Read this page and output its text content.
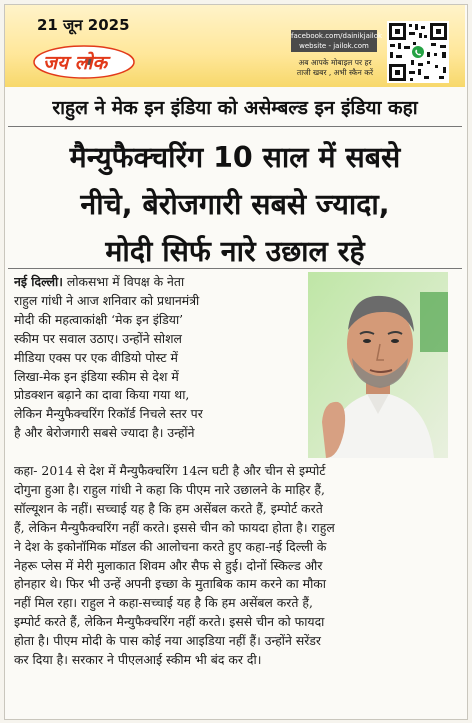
21 जून 2025
जय लोक
facebook.com/dainikjailok
website - jailok.com
अब आपके मोबाइल पर हर
ताजी खबर , अभी स्कैन करें
राहुल ने मेक इन इंडिया को असेम्बल्ड इन इंडिया कहा
मैन्युफैक्चरिंग 10 साल में सबसे
नीचे, बेरोजगारी सबसे ज्यादा,
मोदी सिर्फ नारे उछाल रहे
नई दिल्ली। लोकसभा में विपक्ष के नेता
राहुल गांधी ने आज शनिवार को प्रधानमंत्री
मोदी की महत्वाकांक्षी ‘मेक इन इंडिया’
स्कीम पर सवाल उठाए। उन्होंने सोशल
मीडिया एक्स पर एक वीडियो पोस्ट में
लिखा-मेक इन इंडिया स्कीम से देश में
प्रोडक्शन बढ़ाने का दावा किया गया था,
लेकिन मैन्युफैक्चरिंग रिकॉर्ड निचले स्तर पर
है और बेरोजगारी सबसे ज्यादा है। उन्होंने
कहा- 2014 से देश में मैन्युफैक्चरिंग 14त्न घटी है और चीन से इम्पोर्ट
दोगुना हुआ है। राहुल गांधी ने कहा कि पीएम नारे उछालने के माहिर हैं,
सॉल्यूशन के नहीं। सच्चाई यह है कि हम असेंबल करते हैं, इम्पोर्ट करते
हैं, लेकिन मैन्युफैक्चरिंग नहीं करते। इससे चीन को फायदा होता है। राहुल
ने देश के इकोनॉमिक मॉडल की आलोचना करते हुए कहा-नई दिल्ली के
नेहरू प्लेस में मेरी मुलाकात शिवम और सैफ से हुई। दोनों स्किल्ड और
होनहार थे। फिर भी उन्हें अपनी इच्छा के मुताबिक काम करने का मौका
नहीं मिल रहा। राहुल ने कहा-सच्चाई यह है कि हम असेंबल करते हैं,
इम्पोर्ट करते हैं, लेकिन मैन्युफैक्चरिंग नहीं करते। इससे चीन को फायदा
होता है। पीएम मोदी के पास कोई नया आइडिया नहीं हैं। उन्होंने सरेंडर
कर दिया है। सरकार ने पीएलआई स्कीम भी बंद कर दी।
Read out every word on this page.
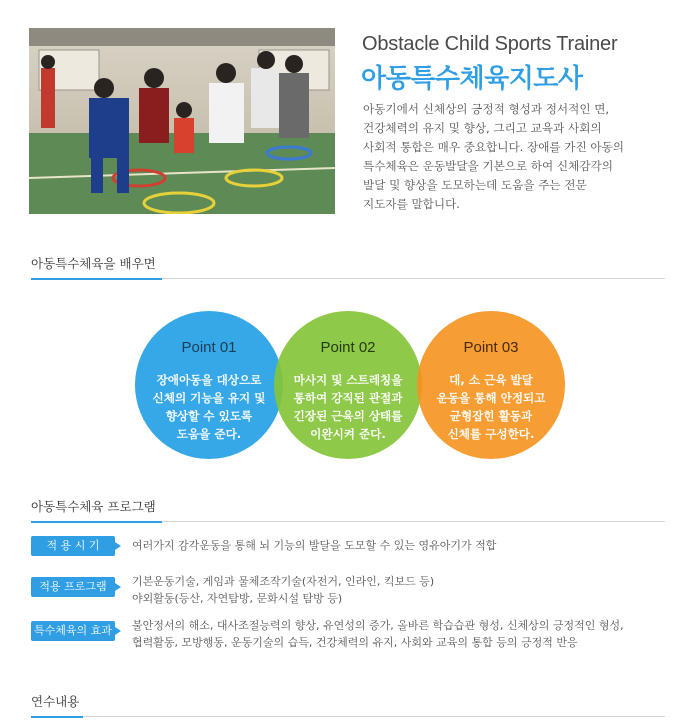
Obstacle Child Sports Trainer
아동특수체육지도사
아동기에서 신체상의 긍정적 형성과 정서적인 면,
건강체력의 유지 및 향상, 그리고 교육과 사회의
사회적 통합은 매우 중요합니다. 장애를 가진 아동의
특수체육은 운동발달을 기본으로 하여 신체감각의
발달 및 향상을 도모하는데 도움을 주는 전문
지도자를 말합니다.
아동특수체육을 배우면
Point 01
장애아동을 대상으로
신체의 기능을 유지 및
향상할 수 있도록
도움을 준다.
Point 02
마사지 및 스트레칭을
통하여 강직된 관절과
긴장된 근육의 상태를
이완시켜 준다.
Point 03
대, 소 근육 발달
운동을 통해 안정되고
균형잡힌 활동과
신체를 구성한다.
아동특수체육 프로그램
적 용 시 기	여러가지 감각운동을 통해 뇌 기능의 발달을 도모할 수 있는 영유아기가 적합
적용 프로그램	기본운동기술, 게임과 물체조작기술(자전거, 인라인, 킥보드 등)
야외활동(등산, 자연탐방, 문화시설 탐방 등)
특수체육의 효과 불안정서의 해소, 대사조절능력의 향상, 유연성의 증가, 올바른 학습습관 형성, 신체상의 긍정적인 형성,
협력활동, 모방행동, 운동기술의 습득, 건강체력의 유지, 사회와 교육의 통합 등의 긍정적 반응
연수내용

● **TO DO**
Reproduce the material in its entirety and word for word, without the pictures.

● **OUTPUT FOR THIS TASK**
Read this page and output its text content.
21 जून 2025
जय लोक
facebook.com/dainikjailok
website - jailok.com
अब आपके मोबाइल पर हर
ताजी खबर , अभी स्कैन करें
राहुल ने मेक इन इंडिया को असेम्बल्ड इन इंडिया कहा
मैन्युफैक्चरिंग 10 साल में सबसे
नीचे, बेरोजगारी सबसे ज्यादा,
मोदी सिर्फ नारे उछाल रहे
नई दिल्ली। लोकसभा में विपक्ष के नेता
राहुल गांधी ने आज शनिवार को प्रधानमंत्री
मोदी की महत्वाकांक्षी ‘मेक इन इंडिया’
स्कीम पर सवाल उठाए। उन्होंने सोशल
मीडिया एक्स पर एक वीडियो पोस्ट में
लिखा-मेक इन इंडिया स्कीम से देश में
प्रोडक्शन बढ़ाने का दावा किया गया था,
लेकिन मैन्युफैक्चरिंग रिकॉर्ड निचले स्तर पर
है और बेरोजगारी सबसे ज्यादा है। उन्होंने
कहा- 2014 से देश में मैन्युफैक्चरिंग 14त्न घटी है और चीन से इम्पोर्ट
दोगुना हुआ है। राहुल गांधी ने कहा कि पीएम नारे उछालने के माहिर हैं,
सॉल्यूशन के नहीं। सच्चाई यह है कि हम असेंबल करते हैं, इम्पोर्ट करते
हैं, लेकिन मैन्युफैक्चरिंग नहीं करते। इससे चीन को फायदा होता है। राहुल
ने देश के इकोनॉमिक मॉडल की आलोचना करते हुए कहा-नई दिल्ली के
नेहरू प्लेस में मेरी मुलाकात शिवम और सैफ से हुई। दोनों स्किल्ड और
होनहार थे। फिर भी उन्हें अपनी इच्छा के मुताबिक काम करने का मौका
नहीं मिल रहा। राहुल ने कहा-सच्चाई यह है कि हम असेंबल करते हैं,
इम्पोर्ट करते हैं, लेकिन मैन्युफैक्चरिंग नहीं करते। इससे चीन को फायदा
होता है। पीएम मोदी के पास कोई नया आइडिया नहीं हैं। उन्होंने सरेंडर
कर दिया है। सरकार ने पीएलआई स्कीम भी बंद कर दी।
Read out every word on this page.
Obstacle Child Sports Trainer
아동특수체육지도사
아동기에서 신체상의 긍정적 형성과 정서적인 면,
건강체력의 유지 및 향상, 그리고 교육과 사회의
사회적 통합은 매우 중요합니다. 장애를 가진 아동의
특수체육은 운동발달을 기본으로 하여 신체감각의
발달 및 향상을 도모하는데 도움을 주는 전문
지도자를 말합니다.
아동특수체육을 배우면
Point 01
장애아동을 대상으로
신체의 기능을 유지 및
향상할 수 있도록
도움을 준다.
Point 02
마사지 및 스트레칭을
통하여 강직된 관절과
긴장된 근육의 상태를
이완시켜 준다.
Point 03
대, 소 근육 발달
운동을 통해 안정되고
균형잡힌 활동과
신체를 구성한다.
아동특수체육 프로그램
적 용 시 기	여러가지 감각운동을 통해 뇌 기능의 발달을 도모할 수 있는 영유아기가 적합
적용 프로그램	기본운동기술, 게임과 물체조작기술(자전거, 인라인, 킥보드 등)
야외활동(등산, 자연탐방, 문화시설 탐방 등)
특수체육의 효과 불안정서의 해소, 대사조절능력의 향상, 유연성의 증가, 올바른 학습습관 형성, 신체상의 긍정적인 형성,
협력활동, 모방행동, 운동기술의 습득, 건강체력의 유지, 사회와 교육의 통합 등의 긍정적 반응
연수내용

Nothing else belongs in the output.